§ Problem details:
The answer should be a single number: how many lines of the entries below hold the word "factor".

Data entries
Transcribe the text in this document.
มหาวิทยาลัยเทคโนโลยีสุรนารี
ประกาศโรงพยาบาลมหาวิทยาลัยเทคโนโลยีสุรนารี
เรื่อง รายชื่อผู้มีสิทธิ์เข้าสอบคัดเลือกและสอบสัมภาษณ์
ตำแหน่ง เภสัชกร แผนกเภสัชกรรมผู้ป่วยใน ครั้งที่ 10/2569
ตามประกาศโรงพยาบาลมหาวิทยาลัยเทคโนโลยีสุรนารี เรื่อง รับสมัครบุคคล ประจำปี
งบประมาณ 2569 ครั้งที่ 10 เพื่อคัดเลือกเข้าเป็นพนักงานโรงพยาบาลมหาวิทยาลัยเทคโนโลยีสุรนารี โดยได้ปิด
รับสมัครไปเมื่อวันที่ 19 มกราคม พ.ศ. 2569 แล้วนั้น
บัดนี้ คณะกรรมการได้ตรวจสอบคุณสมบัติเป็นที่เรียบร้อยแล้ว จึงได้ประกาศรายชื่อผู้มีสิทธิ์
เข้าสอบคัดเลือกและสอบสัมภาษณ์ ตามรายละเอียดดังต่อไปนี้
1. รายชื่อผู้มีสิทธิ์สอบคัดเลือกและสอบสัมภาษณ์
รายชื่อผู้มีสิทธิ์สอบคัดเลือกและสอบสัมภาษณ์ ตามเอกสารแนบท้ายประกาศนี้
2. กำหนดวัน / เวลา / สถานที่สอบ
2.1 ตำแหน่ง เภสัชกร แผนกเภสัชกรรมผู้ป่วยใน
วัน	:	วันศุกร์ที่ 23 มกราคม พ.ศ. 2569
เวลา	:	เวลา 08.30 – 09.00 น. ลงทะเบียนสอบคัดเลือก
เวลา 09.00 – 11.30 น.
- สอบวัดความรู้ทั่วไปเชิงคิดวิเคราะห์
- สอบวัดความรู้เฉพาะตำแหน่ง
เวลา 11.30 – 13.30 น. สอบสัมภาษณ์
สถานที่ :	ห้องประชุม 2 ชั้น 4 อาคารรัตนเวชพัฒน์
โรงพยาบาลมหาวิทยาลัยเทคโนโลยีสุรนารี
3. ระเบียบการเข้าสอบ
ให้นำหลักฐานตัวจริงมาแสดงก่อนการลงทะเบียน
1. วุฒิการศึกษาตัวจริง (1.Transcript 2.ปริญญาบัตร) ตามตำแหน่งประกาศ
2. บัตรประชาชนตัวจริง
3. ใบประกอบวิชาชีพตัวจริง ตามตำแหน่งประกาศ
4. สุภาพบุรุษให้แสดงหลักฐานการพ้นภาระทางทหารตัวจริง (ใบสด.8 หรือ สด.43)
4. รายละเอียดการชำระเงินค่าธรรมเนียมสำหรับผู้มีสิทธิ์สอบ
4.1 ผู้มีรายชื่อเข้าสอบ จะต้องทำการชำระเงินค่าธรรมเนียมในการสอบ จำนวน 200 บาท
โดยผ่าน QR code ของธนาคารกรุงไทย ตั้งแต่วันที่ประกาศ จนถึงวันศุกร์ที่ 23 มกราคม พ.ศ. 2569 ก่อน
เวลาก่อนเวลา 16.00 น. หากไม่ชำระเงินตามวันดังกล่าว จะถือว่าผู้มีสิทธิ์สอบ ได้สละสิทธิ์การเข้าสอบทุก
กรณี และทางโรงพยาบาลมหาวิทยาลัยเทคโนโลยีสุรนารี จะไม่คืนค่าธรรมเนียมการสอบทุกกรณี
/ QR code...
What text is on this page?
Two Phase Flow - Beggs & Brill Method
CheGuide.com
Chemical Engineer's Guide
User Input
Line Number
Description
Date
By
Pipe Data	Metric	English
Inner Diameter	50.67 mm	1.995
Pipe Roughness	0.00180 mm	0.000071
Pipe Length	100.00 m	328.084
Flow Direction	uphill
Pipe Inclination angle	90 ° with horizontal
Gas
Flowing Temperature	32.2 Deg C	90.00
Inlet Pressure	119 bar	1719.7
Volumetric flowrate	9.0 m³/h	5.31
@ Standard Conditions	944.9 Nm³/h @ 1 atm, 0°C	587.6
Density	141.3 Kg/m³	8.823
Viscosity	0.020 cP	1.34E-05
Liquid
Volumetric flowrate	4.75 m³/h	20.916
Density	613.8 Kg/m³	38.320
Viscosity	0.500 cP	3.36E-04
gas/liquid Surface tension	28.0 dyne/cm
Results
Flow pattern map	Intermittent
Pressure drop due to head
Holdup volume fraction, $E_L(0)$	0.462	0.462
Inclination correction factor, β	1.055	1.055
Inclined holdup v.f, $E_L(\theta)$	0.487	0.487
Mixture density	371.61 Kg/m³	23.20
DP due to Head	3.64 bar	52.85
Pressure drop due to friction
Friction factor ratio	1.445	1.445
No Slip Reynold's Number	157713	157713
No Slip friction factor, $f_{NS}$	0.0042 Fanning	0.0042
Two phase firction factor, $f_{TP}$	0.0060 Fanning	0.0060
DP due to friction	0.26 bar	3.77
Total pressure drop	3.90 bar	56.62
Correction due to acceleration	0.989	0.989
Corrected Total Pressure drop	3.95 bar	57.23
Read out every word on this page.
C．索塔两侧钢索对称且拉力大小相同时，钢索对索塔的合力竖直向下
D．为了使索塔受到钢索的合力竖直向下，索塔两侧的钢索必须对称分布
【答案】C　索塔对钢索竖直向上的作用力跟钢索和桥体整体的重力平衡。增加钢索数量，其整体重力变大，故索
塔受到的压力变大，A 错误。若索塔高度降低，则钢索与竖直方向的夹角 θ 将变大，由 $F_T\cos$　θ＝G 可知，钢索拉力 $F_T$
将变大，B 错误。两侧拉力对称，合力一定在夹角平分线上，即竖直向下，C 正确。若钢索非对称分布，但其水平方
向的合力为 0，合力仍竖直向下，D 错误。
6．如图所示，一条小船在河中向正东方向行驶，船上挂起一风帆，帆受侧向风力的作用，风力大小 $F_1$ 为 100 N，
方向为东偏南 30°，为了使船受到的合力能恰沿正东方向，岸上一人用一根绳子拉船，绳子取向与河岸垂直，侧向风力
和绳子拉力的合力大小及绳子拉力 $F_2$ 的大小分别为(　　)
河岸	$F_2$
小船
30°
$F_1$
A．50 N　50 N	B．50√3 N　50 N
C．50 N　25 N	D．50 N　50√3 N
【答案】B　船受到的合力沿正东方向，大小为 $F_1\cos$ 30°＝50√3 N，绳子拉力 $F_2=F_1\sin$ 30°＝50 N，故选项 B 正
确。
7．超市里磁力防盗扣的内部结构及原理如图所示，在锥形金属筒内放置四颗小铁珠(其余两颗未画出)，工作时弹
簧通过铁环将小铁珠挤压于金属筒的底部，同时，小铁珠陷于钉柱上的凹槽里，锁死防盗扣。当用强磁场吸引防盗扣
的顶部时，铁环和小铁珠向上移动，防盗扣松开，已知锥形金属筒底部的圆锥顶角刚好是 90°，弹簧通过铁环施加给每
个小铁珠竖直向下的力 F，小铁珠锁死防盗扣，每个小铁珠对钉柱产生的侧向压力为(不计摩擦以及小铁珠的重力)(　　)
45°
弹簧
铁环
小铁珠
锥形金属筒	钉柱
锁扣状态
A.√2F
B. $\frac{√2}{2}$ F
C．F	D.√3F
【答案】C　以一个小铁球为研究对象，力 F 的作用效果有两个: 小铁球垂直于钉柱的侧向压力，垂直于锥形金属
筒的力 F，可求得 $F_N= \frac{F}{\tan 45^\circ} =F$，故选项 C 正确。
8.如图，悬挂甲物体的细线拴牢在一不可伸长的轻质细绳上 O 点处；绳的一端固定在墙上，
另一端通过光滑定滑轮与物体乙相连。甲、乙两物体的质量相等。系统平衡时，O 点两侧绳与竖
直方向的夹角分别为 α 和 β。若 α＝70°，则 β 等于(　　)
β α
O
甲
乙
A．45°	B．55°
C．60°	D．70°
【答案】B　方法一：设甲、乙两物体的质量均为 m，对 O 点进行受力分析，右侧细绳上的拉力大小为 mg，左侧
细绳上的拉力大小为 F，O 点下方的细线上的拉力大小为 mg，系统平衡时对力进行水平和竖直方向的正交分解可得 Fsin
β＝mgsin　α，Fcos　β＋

§ Answer for this exercise:
4